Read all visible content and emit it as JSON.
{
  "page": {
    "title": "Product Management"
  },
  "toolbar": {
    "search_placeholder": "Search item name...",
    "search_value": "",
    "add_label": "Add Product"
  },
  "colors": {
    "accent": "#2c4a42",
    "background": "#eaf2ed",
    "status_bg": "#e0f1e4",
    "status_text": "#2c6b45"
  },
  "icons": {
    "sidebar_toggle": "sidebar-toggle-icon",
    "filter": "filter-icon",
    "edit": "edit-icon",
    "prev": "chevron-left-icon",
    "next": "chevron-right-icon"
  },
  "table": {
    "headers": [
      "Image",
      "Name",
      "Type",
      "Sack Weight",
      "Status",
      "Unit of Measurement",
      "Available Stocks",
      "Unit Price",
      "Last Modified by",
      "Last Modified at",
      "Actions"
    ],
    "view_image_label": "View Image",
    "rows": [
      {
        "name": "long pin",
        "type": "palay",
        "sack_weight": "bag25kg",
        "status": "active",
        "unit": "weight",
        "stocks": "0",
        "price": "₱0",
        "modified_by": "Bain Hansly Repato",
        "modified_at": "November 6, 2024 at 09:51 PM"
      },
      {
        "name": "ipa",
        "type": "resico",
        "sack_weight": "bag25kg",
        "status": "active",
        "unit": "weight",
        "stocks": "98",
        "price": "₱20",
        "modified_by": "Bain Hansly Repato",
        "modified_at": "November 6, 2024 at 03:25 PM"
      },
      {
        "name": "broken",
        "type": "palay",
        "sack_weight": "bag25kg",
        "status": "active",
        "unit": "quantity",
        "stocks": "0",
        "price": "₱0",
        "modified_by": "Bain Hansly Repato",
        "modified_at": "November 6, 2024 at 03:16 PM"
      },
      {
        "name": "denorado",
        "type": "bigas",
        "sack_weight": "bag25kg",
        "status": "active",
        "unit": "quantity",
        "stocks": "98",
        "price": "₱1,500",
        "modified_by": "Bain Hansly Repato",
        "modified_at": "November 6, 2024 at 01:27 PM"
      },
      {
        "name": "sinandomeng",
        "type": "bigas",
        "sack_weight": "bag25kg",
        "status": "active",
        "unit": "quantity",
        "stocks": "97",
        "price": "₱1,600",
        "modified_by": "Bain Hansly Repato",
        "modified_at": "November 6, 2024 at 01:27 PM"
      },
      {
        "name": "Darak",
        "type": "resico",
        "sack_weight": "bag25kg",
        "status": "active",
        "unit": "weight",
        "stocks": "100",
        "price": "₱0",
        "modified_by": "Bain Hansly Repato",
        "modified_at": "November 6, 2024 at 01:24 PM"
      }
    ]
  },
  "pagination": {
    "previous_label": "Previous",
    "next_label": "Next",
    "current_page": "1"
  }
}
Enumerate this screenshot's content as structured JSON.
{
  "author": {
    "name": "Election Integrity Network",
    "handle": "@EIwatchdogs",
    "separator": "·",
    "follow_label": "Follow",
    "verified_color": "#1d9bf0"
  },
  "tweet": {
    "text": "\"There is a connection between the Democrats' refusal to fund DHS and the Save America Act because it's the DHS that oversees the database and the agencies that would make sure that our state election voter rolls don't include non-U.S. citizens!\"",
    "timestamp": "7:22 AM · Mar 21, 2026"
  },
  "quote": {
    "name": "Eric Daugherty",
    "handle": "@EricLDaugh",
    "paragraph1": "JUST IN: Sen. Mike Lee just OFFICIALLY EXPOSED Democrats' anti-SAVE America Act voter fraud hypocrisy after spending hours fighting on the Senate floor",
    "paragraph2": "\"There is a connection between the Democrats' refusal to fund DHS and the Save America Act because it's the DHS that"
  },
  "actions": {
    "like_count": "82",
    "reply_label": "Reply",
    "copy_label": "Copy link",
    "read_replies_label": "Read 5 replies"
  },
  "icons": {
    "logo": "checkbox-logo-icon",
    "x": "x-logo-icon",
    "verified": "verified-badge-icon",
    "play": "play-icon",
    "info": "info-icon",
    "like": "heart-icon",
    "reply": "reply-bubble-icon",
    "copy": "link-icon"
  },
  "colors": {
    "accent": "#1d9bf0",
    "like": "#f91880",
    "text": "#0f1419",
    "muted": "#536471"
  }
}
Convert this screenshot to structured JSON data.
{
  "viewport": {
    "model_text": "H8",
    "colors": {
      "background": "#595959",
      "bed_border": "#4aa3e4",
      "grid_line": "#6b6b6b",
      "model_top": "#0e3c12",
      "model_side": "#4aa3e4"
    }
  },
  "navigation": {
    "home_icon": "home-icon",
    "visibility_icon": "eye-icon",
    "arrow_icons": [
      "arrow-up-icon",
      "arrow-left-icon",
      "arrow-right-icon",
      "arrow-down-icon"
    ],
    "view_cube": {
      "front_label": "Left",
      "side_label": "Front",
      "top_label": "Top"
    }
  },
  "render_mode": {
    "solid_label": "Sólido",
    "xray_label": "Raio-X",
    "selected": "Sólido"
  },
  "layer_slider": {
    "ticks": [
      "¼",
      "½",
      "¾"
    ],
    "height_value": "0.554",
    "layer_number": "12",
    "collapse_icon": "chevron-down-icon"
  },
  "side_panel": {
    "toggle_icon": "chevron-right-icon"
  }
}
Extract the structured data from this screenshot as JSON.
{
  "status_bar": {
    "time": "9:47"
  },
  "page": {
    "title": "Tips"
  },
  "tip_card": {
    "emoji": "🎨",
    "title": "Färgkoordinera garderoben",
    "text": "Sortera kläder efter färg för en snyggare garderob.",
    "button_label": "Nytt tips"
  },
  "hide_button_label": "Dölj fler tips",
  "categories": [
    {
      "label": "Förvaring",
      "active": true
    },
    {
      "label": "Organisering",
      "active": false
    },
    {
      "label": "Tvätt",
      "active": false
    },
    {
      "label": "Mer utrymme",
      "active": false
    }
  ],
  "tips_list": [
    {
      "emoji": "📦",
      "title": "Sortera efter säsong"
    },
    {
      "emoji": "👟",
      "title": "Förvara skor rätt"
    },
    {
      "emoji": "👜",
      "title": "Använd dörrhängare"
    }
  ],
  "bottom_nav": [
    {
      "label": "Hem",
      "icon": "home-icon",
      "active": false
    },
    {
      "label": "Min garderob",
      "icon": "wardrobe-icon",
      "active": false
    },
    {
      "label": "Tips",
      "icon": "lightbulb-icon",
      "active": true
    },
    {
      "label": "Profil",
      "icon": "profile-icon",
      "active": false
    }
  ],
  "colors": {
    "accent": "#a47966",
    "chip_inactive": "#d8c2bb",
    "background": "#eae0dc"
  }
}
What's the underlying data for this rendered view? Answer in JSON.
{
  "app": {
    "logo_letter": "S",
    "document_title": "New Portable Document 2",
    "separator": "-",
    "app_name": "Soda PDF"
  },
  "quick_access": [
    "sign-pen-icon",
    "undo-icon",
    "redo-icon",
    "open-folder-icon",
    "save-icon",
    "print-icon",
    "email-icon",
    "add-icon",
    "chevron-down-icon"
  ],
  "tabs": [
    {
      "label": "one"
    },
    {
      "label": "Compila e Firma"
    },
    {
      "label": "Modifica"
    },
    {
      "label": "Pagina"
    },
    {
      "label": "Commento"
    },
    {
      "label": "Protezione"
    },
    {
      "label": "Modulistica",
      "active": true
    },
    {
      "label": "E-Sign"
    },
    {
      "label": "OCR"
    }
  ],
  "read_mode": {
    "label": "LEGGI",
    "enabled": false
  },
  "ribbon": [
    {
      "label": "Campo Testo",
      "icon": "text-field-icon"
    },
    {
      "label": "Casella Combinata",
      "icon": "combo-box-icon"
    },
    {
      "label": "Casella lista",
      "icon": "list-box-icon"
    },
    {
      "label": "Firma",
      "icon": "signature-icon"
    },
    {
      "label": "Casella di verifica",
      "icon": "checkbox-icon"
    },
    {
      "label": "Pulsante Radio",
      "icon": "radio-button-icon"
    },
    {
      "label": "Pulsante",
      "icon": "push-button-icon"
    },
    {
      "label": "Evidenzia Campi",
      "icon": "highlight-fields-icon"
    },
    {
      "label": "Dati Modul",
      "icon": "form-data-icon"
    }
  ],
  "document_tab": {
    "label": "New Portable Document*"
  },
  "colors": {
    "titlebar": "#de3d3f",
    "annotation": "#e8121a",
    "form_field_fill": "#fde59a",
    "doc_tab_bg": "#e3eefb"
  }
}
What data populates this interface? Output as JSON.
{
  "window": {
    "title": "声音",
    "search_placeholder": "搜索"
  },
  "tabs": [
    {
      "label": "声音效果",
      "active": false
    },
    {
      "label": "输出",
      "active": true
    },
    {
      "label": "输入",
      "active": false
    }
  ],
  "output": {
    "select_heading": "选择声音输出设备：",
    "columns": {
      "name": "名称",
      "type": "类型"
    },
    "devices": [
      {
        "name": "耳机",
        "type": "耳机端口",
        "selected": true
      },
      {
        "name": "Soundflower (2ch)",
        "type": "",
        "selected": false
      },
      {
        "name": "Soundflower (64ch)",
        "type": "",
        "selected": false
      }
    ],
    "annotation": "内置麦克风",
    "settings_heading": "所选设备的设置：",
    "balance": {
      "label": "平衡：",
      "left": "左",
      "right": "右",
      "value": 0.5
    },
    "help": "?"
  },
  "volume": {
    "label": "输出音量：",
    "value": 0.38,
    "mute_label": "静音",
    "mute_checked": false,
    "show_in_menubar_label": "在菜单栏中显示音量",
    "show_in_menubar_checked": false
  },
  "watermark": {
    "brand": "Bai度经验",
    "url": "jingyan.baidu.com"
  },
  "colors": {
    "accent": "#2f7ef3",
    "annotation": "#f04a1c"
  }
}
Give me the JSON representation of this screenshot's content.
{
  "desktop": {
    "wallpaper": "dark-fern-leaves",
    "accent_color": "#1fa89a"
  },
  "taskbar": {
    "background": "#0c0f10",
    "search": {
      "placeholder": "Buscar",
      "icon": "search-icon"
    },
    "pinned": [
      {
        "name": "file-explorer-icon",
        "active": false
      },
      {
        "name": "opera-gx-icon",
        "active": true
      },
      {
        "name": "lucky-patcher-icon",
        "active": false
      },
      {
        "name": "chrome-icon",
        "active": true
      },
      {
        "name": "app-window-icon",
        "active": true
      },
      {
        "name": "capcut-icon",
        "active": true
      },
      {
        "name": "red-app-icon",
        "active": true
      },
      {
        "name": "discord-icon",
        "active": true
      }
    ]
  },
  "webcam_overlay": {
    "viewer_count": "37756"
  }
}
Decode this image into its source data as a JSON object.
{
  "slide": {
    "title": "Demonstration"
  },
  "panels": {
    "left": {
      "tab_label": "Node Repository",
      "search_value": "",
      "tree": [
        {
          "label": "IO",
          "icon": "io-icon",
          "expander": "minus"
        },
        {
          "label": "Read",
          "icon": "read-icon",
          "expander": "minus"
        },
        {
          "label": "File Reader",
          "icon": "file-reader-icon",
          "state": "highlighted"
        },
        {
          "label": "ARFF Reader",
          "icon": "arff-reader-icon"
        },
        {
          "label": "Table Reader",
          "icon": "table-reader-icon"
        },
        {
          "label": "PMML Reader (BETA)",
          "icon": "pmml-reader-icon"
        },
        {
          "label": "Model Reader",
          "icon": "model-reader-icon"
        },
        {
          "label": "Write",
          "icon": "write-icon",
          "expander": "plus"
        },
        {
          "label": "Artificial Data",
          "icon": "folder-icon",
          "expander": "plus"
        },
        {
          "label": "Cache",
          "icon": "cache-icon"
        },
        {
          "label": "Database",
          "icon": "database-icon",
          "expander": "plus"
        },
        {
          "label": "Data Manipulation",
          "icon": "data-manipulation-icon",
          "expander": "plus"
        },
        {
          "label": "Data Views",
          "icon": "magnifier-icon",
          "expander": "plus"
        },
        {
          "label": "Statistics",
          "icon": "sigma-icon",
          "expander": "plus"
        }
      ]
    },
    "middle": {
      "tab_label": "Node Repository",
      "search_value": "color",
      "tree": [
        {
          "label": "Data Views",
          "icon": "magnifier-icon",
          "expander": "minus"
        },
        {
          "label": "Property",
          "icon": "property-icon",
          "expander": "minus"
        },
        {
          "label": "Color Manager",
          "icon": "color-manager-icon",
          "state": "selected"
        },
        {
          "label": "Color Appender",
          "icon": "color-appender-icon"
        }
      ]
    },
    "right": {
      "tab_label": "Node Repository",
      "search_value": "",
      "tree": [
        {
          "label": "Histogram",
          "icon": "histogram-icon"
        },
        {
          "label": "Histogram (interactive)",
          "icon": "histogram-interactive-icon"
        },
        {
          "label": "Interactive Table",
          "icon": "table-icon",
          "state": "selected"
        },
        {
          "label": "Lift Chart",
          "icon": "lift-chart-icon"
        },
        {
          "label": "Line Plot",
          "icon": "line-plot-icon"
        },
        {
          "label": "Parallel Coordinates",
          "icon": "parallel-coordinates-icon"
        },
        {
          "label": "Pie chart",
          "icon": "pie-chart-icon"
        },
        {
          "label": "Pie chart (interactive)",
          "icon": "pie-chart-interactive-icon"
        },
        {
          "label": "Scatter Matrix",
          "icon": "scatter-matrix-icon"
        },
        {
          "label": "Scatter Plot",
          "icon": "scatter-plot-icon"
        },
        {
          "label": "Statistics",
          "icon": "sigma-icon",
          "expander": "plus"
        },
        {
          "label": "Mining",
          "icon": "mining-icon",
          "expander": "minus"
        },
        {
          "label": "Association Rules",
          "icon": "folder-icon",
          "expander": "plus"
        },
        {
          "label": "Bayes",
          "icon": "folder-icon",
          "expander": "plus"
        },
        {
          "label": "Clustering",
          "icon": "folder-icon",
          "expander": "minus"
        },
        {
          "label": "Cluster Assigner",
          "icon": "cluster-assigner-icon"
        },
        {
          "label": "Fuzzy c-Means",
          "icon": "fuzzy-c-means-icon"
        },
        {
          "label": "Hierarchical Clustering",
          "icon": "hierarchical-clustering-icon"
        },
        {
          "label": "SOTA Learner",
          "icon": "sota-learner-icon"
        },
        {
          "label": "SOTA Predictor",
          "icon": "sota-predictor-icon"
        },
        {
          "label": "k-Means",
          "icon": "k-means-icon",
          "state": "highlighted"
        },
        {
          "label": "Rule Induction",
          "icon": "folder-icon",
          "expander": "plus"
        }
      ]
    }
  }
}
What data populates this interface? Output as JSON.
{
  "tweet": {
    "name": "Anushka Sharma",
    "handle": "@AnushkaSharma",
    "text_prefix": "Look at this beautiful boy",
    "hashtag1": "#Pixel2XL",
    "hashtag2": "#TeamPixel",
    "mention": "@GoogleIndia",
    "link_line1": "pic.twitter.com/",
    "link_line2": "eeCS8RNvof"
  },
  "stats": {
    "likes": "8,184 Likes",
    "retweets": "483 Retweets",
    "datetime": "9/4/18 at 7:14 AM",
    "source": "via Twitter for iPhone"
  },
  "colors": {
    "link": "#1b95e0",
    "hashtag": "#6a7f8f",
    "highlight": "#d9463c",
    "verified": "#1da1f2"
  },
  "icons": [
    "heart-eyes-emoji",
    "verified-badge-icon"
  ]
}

= = = = = = =

**What you have to do**
Work out how many lines of the material above contain the word "efter", then give only that figure.

**Correct result**
2